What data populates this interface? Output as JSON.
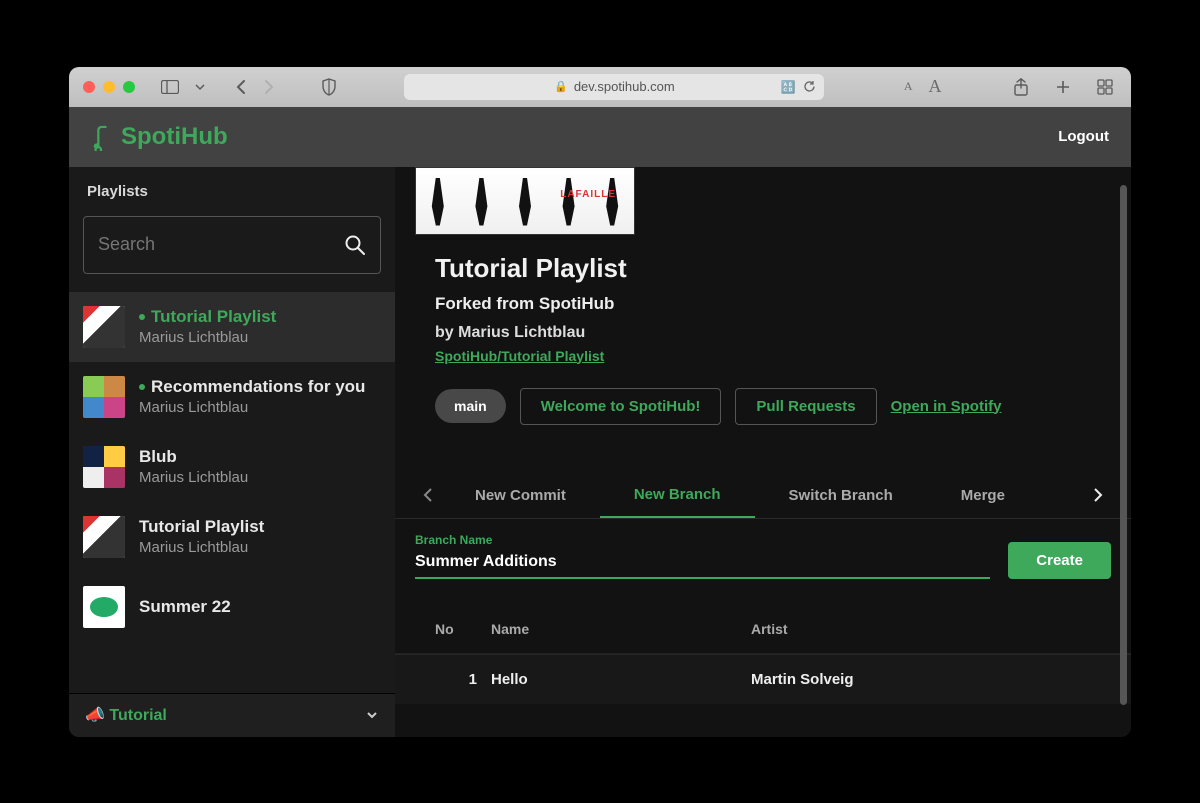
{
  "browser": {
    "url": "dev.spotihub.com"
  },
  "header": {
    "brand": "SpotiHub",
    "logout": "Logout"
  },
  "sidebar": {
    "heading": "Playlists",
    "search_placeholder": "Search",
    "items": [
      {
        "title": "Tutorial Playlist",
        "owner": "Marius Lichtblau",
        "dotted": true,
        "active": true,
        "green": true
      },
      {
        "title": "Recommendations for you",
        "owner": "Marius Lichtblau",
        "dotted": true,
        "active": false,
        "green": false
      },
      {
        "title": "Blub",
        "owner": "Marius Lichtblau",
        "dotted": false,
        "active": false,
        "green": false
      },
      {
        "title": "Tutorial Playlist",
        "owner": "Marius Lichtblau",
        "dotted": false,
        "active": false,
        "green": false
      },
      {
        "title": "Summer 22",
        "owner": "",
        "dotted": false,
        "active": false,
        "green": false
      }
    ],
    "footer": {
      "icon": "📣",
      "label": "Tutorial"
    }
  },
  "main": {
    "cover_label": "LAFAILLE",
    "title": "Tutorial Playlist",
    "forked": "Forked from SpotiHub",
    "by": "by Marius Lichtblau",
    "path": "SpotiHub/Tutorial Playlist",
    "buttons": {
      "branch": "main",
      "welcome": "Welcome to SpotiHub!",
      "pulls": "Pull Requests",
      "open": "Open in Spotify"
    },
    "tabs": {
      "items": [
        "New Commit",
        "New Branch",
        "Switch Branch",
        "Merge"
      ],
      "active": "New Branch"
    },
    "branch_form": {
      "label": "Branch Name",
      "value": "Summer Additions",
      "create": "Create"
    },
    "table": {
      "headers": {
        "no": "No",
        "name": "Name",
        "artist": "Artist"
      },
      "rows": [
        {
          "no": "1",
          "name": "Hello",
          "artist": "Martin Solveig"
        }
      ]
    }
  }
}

Exercise details
Each record above should come back exactly the same, only without its pictures.

Task output
What data populates this interface? Output as JSON.
{
  "browser": {
    "url": "dev.spotihub.com"
  },
  "header": {
    "brand": "SpotiHub",
    "logout": "Logout"
  },
  "sidebar": {
    "heading": "Playlists",
    "search_placeholder": "Search",
    "items": [
      {
        "title": "Tutorial Playlist",
        "owner": "Marius Lichtblau",
        "dotted": true,
        "active": true,
        "green": true
      },
      {
        "title": "Recommendations for you",
        "owner": "Marius Lichtblau",
        "dotted": true,
        "active": false,
        "green": false
      },
      {
        "title": "Blub",
        "owner": "Marius Lichtblau",
        "dotted": false,
        "active": false,
        "green": false
      },
      {
        "title": "Tutorial Playlist",
        "owner": "Marius Lichtblau",
        "dotted": false,
        "active": false,
        "green": false
      },
      {
        "title": "Summer 22",
        "owner": "",
        "dotted": false,
        "active": false,
        "green": false
      }
    ],
    "footer": {
      "icon": "📣",
      "label": "Tutorial"
    }
  },
  "main": {
    "cover_label": "LAFAILLE",
    "title": "Tutorial Playlist",
    "forked": "Forked from SpotiHub",
    "by": "by Marius Lichtblau",
    "path": "SpotiHub/Tutorial Playlist",
    "buttons": {
      "branch": "main",
      "welcome": "Welcome to SpotiHub!",
      "pulls": "Pull Requests",
      "open": "Open in Spotify"
    },
    "tabs": {
      "items": [
        "New Commit",
        "New Branch",
        "Switch Branch",
        "Merge"
      ],
      "active": "New Branch"
    },
    "branch_form": {
      "label": "Branch Name",
      "value": "Summer Additions",
      "create": "Create"
    },
    "table": {
      "headers": {
        "no": "No",
        "name": "Name",
        "artist": "Artist"
      },
      "rows": [
        {
          "no": "1",
          "name": "Hello",
          "artist": "Martin Solveig"
        }
      ]
    }
  }
}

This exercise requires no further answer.